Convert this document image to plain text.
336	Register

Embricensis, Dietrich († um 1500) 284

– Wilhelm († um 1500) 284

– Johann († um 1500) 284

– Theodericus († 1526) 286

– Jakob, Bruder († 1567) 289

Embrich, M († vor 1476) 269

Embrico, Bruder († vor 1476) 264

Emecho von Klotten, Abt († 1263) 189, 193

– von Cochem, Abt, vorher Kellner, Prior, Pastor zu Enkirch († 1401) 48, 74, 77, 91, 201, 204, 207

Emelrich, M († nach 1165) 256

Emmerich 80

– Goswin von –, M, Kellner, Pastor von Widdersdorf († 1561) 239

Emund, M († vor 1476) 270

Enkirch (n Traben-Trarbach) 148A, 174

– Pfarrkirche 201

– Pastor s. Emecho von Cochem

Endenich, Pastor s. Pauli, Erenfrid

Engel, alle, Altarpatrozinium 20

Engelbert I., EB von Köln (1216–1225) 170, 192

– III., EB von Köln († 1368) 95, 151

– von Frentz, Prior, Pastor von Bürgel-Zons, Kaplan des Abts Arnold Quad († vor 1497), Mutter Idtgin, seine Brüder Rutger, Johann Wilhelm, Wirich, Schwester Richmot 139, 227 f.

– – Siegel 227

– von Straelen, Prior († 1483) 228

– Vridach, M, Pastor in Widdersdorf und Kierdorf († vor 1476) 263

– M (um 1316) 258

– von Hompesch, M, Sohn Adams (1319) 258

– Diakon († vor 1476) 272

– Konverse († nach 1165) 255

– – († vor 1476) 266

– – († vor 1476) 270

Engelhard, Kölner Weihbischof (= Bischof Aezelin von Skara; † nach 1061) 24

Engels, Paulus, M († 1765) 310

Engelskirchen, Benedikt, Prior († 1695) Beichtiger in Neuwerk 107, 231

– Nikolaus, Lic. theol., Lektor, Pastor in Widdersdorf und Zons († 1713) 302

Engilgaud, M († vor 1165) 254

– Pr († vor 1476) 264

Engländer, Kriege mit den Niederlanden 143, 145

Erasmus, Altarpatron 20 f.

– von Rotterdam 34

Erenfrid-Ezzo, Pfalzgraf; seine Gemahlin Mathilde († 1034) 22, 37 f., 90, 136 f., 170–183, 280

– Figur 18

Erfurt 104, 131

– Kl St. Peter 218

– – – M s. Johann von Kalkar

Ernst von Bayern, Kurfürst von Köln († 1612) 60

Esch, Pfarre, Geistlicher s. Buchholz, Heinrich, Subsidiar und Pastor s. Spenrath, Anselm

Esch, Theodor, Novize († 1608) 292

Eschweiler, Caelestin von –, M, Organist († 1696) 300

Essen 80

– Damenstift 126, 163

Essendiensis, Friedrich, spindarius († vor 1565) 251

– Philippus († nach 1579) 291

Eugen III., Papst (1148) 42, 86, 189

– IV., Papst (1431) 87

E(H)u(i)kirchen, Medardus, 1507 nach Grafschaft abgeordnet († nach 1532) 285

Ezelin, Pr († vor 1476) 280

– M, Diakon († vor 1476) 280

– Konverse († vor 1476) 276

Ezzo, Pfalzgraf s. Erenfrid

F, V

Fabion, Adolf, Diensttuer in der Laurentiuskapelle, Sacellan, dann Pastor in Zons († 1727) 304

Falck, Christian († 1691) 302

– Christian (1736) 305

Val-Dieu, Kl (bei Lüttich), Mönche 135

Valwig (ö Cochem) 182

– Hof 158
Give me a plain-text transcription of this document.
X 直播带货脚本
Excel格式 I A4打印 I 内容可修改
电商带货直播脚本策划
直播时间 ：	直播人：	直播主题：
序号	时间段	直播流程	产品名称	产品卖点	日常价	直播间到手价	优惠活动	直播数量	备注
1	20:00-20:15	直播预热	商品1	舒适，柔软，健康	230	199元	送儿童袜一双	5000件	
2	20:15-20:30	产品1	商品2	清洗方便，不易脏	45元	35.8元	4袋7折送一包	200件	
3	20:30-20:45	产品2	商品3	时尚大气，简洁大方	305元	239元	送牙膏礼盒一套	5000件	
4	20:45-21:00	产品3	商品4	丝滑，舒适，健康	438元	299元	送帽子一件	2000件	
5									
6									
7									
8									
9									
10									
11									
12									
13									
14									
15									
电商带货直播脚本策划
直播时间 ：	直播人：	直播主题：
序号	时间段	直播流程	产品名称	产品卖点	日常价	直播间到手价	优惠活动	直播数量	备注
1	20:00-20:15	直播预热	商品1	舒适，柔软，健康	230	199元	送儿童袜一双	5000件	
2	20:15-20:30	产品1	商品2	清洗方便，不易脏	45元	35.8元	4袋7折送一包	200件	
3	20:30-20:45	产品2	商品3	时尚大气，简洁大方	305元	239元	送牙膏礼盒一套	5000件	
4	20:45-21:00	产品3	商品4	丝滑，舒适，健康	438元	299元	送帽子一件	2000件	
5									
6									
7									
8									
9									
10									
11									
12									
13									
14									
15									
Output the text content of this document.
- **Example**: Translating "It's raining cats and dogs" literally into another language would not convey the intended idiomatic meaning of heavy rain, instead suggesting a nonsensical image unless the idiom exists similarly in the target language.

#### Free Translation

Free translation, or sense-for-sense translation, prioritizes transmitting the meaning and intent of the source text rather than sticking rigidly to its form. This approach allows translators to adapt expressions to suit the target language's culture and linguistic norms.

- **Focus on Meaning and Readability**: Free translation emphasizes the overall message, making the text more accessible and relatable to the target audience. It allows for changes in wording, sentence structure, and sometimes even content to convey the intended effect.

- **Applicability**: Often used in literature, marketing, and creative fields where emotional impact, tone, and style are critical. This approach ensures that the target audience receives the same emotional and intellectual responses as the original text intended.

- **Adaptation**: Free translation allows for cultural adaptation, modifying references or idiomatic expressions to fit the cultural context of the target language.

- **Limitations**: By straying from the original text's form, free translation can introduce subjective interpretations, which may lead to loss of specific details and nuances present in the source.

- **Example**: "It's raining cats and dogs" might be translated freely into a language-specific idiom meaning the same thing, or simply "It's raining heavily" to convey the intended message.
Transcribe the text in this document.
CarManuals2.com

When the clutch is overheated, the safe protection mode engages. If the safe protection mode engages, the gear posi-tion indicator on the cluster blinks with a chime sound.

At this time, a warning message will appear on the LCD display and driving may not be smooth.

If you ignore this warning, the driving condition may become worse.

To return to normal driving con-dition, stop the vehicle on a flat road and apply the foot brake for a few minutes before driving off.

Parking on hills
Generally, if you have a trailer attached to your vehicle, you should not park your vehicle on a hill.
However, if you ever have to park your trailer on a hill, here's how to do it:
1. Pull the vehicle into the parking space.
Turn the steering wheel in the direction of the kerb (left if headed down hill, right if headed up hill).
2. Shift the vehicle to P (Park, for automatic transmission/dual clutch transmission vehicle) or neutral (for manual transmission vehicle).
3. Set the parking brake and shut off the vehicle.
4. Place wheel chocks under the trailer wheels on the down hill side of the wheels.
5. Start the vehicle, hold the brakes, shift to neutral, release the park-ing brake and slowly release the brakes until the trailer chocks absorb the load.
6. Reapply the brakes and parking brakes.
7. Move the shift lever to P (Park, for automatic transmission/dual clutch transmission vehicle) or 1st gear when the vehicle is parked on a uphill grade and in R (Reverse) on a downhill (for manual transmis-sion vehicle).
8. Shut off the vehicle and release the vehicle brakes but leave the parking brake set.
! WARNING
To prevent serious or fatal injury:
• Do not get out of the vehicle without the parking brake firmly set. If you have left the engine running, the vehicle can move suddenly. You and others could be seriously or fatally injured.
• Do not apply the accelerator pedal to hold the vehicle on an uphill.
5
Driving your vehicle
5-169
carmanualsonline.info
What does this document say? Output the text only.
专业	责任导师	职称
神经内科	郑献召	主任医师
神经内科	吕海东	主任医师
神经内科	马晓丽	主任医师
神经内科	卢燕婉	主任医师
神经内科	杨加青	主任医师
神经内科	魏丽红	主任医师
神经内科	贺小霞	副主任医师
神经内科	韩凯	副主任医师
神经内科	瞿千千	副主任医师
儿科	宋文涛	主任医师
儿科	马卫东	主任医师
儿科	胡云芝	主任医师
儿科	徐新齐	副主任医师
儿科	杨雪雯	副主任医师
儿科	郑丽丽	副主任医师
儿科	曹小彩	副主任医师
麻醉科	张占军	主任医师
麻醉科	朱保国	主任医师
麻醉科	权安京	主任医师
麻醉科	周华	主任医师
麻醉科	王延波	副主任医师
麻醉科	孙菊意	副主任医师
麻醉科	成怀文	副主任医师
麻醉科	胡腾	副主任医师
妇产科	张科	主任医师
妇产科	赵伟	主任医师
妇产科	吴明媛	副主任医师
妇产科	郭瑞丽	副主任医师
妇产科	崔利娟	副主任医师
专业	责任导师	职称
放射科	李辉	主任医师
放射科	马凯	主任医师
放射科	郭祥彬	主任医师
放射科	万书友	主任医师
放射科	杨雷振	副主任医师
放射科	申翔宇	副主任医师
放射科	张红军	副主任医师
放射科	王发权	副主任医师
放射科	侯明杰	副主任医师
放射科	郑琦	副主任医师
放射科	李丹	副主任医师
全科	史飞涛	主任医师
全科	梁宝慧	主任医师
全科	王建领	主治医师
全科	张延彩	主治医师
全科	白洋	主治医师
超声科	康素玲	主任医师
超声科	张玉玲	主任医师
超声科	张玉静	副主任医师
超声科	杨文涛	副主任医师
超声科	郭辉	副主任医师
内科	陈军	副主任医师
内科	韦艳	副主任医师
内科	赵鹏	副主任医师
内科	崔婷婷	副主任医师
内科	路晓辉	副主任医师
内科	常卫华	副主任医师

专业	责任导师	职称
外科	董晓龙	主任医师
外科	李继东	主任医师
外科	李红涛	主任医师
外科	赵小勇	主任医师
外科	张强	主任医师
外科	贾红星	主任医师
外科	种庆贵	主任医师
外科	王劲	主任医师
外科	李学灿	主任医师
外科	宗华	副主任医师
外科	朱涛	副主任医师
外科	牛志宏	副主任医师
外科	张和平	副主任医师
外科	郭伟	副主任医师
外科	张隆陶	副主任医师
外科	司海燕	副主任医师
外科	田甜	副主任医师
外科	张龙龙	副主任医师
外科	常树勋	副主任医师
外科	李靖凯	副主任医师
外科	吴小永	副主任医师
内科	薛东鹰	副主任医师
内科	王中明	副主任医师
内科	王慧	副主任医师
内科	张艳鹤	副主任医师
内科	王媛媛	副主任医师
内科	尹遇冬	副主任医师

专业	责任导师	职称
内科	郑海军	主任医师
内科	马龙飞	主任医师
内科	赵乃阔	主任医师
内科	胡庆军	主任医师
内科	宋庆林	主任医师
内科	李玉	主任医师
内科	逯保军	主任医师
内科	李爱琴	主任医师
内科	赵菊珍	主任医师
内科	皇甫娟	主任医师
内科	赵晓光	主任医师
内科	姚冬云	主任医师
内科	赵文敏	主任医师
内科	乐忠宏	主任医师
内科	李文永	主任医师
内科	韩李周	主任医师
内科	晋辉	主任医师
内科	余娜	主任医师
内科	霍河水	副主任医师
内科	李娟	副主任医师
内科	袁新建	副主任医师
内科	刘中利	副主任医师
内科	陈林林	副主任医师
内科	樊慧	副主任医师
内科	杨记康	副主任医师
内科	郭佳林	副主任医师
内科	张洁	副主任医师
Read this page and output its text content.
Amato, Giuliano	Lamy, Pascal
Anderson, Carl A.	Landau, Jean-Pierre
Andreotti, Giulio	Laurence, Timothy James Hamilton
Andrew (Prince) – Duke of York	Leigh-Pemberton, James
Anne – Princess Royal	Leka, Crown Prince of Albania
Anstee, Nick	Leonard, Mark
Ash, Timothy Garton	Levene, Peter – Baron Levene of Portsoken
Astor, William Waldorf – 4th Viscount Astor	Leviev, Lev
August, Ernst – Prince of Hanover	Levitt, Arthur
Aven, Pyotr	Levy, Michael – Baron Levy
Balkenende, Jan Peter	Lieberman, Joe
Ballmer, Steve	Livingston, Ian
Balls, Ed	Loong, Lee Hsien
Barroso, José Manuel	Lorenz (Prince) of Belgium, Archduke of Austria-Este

_Prompt_
From the listing above, pick out every line containing "Ezzo".

_Complete answer_
Erenfrid-Ezzo, Pfalzgraf; seine Gemahlin Mathilde († 1034) 22, 37 f., 90, 136 f., 170–183, 280
Ezzo, Pfalzgraf s. Erenfrid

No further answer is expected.